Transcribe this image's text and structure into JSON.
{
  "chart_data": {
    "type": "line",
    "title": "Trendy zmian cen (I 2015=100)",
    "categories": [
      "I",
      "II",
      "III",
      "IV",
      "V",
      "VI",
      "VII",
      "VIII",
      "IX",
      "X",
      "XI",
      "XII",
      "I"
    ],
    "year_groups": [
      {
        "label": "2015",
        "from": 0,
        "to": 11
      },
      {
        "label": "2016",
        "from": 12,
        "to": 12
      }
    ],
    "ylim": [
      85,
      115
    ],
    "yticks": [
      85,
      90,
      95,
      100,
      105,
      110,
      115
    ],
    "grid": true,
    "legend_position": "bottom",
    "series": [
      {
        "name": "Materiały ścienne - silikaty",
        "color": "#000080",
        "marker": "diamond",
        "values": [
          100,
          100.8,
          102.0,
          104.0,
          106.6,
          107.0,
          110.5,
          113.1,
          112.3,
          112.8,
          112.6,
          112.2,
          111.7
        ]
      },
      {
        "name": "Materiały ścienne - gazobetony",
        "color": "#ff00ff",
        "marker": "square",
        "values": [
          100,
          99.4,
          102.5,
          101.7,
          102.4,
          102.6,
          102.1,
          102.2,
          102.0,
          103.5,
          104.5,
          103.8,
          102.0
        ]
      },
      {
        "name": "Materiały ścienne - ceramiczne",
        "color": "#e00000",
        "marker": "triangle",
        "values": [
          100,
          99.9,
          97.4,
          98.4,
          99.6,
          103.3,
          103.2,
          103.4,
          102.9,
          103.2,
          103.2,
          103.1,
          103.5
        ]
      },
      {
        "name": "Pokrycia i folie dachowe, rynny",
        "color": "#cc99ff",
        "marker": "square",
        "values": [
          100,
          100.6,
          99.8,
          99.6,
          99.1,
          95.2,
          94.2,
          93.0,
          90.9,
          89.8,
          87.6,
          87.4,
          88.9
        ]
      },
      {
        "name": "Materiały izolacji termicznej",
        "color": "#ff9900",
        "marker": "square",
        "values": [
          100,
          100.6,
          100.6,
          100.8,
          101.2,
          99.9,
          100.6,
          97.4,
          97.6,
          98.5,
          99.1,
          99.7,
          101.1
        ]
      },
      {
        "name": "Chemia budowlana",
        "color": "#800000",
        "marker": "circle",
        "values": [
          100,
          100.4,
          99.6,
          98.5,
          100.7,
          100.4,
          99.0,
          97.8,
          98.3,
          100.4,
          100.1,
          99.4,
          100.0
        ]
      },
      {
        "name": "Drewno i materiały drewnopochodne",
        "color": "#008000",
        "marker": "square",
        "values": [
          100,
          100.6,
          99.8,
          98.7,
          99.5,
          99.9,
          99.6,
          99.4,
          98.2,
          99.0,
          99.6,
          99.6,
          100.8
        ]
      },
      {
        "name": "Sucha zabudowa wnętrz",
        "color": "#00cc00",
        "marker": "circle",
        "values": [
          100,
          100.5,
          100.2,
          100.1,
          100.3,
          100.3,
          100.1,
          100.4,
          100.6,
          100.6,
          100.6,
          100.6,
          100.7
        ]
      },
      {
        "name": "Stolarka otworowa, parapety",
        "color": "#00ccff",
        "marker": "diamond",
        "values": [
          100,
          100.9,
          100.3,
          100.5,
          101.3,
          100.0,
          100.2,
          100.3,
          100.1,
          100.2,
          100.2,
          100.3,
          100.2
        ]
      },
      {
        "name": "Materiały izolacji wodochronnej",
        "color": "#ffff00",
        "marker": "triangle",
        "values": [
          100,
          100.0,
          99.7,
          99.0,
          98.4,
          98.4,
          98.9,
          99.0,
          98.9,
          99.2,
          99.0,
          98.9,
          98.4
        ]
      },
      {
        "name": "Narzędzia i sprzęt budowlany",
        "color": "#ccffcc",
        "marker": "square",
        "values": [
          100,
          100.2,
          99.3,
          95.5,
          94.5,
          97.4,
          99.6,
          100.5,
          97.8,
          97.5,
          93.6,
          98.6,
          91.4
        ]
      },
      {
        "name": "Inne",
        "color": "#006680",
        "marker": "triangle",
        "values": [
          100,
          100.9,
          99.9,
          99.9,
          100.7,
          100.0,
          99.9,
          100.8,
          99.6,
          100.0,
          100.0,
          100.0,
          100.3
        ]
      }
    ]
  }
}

§ **Problem to work on**
Work out the count of lines containing the word "izolacji", then write only that count.

§ **Answer to this problem**
2